━━━━━ DATA ROWS

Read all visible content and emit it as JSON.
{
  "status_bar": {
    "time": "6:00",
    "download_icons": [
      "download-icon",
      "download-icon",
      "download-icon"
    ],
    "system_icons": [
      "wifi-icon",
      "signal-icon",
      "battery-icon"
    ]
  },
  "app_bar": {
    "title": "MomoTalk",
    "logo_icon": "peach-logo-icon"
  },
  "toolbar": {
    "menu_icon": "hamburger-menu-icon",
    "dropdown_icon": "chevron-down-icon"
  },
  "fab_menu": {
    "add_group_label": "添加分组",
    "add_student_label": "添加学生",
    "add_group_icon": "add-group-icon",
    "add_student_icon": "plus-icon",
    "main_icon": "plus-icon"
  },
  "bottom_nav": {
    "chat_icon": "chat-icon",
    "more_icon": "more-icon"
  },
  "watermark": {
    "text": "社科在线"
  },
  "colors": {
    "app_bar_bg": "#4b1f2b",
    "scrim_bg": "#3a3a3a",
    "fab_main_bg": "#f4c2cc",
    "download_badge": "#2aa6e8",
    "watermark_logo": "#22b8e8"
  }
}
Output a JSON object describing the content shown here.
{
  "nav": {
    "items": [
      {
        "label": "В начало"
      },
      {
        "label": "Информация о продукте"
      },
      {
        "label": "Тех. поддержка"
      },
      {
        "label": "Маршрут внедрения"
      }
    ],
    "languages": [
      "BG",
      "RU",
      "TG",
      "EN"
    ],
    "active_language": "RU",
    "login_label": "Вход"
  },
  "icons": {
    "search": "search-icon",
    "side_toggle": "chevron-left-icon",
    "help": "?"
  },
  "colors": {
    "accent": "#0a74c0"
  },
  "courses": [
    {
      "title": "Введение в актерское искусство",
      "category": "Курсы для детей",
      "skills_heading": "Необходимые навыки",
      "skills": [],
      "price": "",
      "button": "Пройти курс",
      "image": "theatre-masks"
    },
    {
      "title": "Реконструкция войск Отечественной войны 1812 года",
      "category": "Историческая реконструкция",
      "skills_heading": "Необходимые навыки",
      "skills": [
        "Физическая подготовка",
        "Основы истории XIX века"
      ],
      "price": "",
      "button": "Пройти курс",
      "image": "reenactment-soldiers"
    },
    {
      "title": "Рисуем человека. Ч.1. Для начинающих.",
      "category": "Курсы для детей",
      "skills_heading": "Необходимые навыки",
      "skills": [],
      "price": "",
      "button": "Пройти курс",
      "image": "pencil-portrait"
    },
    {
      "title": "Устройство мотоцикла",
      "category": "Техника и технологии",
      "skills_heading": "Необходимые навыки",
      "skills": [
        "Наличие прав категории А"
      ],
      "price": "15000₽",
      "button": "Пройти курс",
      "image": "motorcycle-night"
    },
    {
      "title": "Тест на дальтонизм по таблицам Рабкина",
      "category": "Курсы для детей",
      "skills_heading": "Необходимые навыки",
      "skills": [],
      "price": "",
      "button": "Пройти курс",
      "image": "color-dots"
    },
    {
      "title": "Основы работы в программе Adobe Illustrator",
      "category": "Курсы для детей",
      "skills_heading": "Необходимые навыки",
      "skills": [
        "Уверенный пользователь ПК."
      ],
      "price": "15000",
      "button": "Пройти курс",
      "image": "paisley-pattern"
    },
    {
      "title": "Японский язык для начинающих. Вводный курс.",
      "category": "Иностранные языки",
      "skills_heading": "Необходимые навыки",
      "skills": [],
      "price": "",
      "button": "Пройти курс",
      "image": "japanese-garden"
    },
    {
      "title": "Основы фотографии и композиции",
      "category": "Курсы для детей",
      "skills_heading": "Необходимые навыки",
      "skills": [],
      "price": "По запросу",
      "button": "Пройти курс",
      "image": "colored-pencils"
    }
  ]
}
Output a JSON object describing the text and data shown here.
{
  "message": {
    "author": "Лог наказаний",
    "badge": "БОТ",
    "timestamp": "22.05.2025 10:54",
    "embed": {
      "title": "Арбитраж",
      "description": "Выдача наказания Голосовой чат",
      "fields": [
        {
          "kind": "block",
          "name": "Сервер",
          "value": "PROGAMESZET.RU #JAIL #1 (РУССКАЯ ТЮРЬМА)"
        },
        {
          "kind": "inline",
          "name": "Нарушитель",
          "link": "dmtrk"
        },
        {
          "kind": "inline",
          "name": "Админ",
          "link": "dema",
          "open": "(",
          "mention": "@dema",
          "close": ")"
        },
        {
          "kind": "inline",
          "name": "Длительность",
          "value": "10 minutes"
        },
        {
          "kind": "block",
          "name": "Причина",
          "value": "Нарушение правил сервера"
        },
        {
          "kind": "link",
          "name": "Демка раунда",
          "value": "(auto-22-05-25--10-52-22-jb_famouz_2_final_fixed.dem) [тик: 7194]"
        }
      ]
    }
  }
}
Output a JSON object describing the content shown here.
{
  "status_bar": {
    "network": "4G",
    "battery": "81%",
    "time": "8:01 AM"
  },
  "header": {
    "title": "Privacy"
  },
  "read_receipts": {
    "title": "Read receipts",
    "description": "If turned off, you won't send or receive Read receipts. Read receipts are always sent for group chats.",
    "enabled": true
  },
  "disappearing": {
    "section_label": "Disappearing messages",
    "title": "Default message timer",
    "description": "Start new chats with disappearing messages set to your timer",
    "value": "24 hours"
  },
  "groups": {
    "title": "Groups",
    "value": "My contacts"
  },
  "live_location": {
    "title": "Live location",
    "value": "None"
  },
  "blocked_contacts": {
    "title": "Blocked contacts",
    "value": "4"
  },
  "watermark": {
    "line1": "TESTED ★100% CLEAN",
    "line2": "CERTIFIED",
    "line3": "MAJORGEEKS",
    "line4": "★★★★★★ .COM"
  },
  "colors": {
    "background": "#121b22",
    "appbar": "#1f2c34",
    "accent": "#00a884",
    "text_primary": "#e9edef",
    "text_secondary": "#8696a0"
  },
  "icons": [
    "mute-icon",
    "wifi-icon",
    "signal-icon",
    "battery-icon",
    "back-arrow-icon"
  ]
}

━━━━━━━━━━

• WHAT YOU ARE ASKED TO DO: Write every entry out again exactly.

• RESPONSE TO THIS EXERCISE:
Read all visible content and emit it as JSON.
{
  "status_bar": {
    "time": "6:00",
    "download_icons": [
      "download-icon",
      "download-icon",
      "download-icon"
    ],
    "system_icons": [
      "wifi-icon",
      "signal-icon",
      "battery-icon"
    ]
  },
  "app_bar": {
    "title": "MomoTalk",
    "logo_icon": "peach-logo-icon"
  },
  "toolbar": {
    "menu_icon": "hamburger-menu-icon",
    "dropdown_icon": "chevron-down-icon"
  },
  "fab_menu": {
    "add_group_label": "添加分组",
    "add_student_label": "添加学生",
    "add_group_icon": "add-group-icon",
    "add_student_icon": "plus-icon",
    "main_icon": "plus-icon"
  },
  "bottom_nav": {
    "chat_icon": "chat-icon",
    "more_icon": "more-icon"
  },
  "watermark": {
    "text": "社科在线"
  },
  "colors": {
    "app_bar_bg": "#4b1f2b",
    "scrim_bg": "#3a3a3a",
    "fab_main_bg": "#f4c2cc",
    "download_badge": "#2aa6e8",
    "watermark_logo": "#22b8e8"
  }
}
Output a JSON object describing the content shown here.
{
  "nav": {
    "items": [
      {
        "label": "В начало"
      },
      {
        "label": "Информация о продукте"
      },
      {
        "label": "Тех. поддержка"
      },
      {
        "label": "Маршрут внедрения"
      }
    ],
    "languages": [
      "BG",
      "RU",
      "TG",
      "EN"
    ],
    "active_language": "RU",
    "login_label": "Вход"
  },
  "icons": {
    "search": "search-icon",
    "side_toggle": "chevron-left-icon",
    "help": "?"
  },
  "colors": {
    "accent": "#0a74c0"
  },
  "courses": [
    {
      "title": "Введение в актерское искусство",
      "category": "Курсы для детей",
      "skills_heading": "Необходимые навыки",
      "skills": [],
      "price": "",
      "button": "Пройти курс",
      "image": "theatre-masks"
    },
    {
      "title": "Реконструкция войск Отечественной войны 1812 года",
      "category": "Историческая реконструкция",
      "skills_heading": "Необходимые навыки",
      "skills": [
        "Физическая подготовка",
        "Основы истории XIX века"
      ],
      "price": "",
      "button": "Пройти курс",
      "image": "reenactment-soldiers"
    },
    {
      "title": "Рисуем человека. Ч.1. Для начинающих.",
      "category": "Курсы для детей",
      "skills_heading": "Необходимые навыки",
      "skills": [],
      "price": "",
      "button": "Пройти курс",
      "image": "pencil-portrait"
    },
    {
      "title": "Устройство мотоцикла",
      "category": "Техника и технологии",
      "skills_heading": "Необходимые навыки",
      "skills": [
        "Наличие прав категории А"
      ],
      "price": "15000₽",
      "button": "Пройти курс",
      "image": "motorcycle-night"
    },
    {
      "title": "Тест на дальтонизм по таблицам Рабкина",
      "category": "Курсы для детей",
      "skills_heading": "Необходимые навыки",
      "skills": [],
      "price": "",
      "button": "Пройти курс",
      "image": "color-dots"
    },
    {
      "title": "Основы работы в программе Adobe Illustrator",
      "category": "Курсы для детей",
      "skills_heading": "Необходимые навыки",
      "skills": [
        "Уверенный пользователь ПК."
      ],
      "price": "15000",
      "button": "Пройти курс",
      "image": "paisley-pattern"
    },
    {
      "title": "Японский язык для начинающих. Вводный курс.",
      "category": "Иностранные языки",
      "skills_heading": "Необходимые навыки",
      "skills": [],
      "price": "",
      "button": "Пройти курс",
      "image": "japanese-garden"
    },
    {
      "title": "Основы фотографии и композиции",
      "category": "Курсы для детей",
      "skills_heading": "Необходимые навыки",
      "skills": [],
      "price": "По запросу",
      "button": "Пройти курс",
      "image": "colored-pencils"
    }
  ]
}
Output a JSON object describing the text and data shown here.
{
  "message": {
    "author": "Лог наказаний",
    "badge": "БОТ",
    "timestamp": "22.05.2025 10:54",
    "embed": {
      "title": "Арбитраж",
      "description": "Выдача наказания Голосовой чат",
      "fields": [
        {
          "kind": "block",
          "name": "Сервер",
          "value": "PROGAMESZET.RU #JAIL #1 (РУССКАЯ ТЮРЬМА)"
        },
        {
          "kind": "inline",
          "name": "Нарушитель",
          "link": "dmtrk"
        },
        {
          "kind": "inline",
          "name": "Админ",
          "link": "dema",
          "open": "(",
          "mention": "@dema",
          "close": ")"
        },
        {
          "kind": "inline",
          "name": "Длительность",
          "value": "10 minutes"
        },
        {
          "kind": "block",
          "name": "Причина",
          "value": "Нарушение правил сервера"
        },
        {
          "kind": "link",
          "name": "Демка раунда",
          "value": "(auto-22-05-25--10-52-22-jb_famouz_2_final_fixed.dem) [тик: 7194]"
        }
      ]
    }
  }
}
Output a JSON object describing the content shown here.
{
  "status_bar": {
    "network": "4G",
    "battery": "81%",
    "time": "8:01 AM"
  },
  "header": {
    "title": "Privacy"
  },
  "read_receipts": {
    "title": "Read receipts",
    "description": "If turned off, you won't send or receive Read receipts. Read receipts are always sent for group chats.",
    "enabled": true
  },
  "disappearing": {
    "section_label": "Disappearing messages",
    "title": "Default message timer",
    "description": "Start new chats with disappearing messages set to your timer",
    "value": "24 hours"
  },
  "groups": {
    "title": "Groups",
    "value": "My contacts"
  },
  "live_location": {
    "title": "Live location",
    "value": "None"
  },
  "blocked_contacts": {
    "title": "Blocked contacts",
    "value": "4"
  },
  "watermark": {
    "line1": "TESTED ★100% CLEAN",
    "line2": "CERTIFIED",
    "line3": "MAJORGEEKS",
    "line4": "★★★★★★ .COM"
  },
  "colors": {
    "background": "#121b22",
    "appbar": "#1f2c34",
    "accent": "#00a884",
    "text_primary": "#e9edef",
    "text_secondary": "#8696a0"
  },
  "icons": [
    "mute-icon",
    "wifi-icon",
    "signal-icon",
    "battery-icon",
    "back-arrow-icon"
  ]
}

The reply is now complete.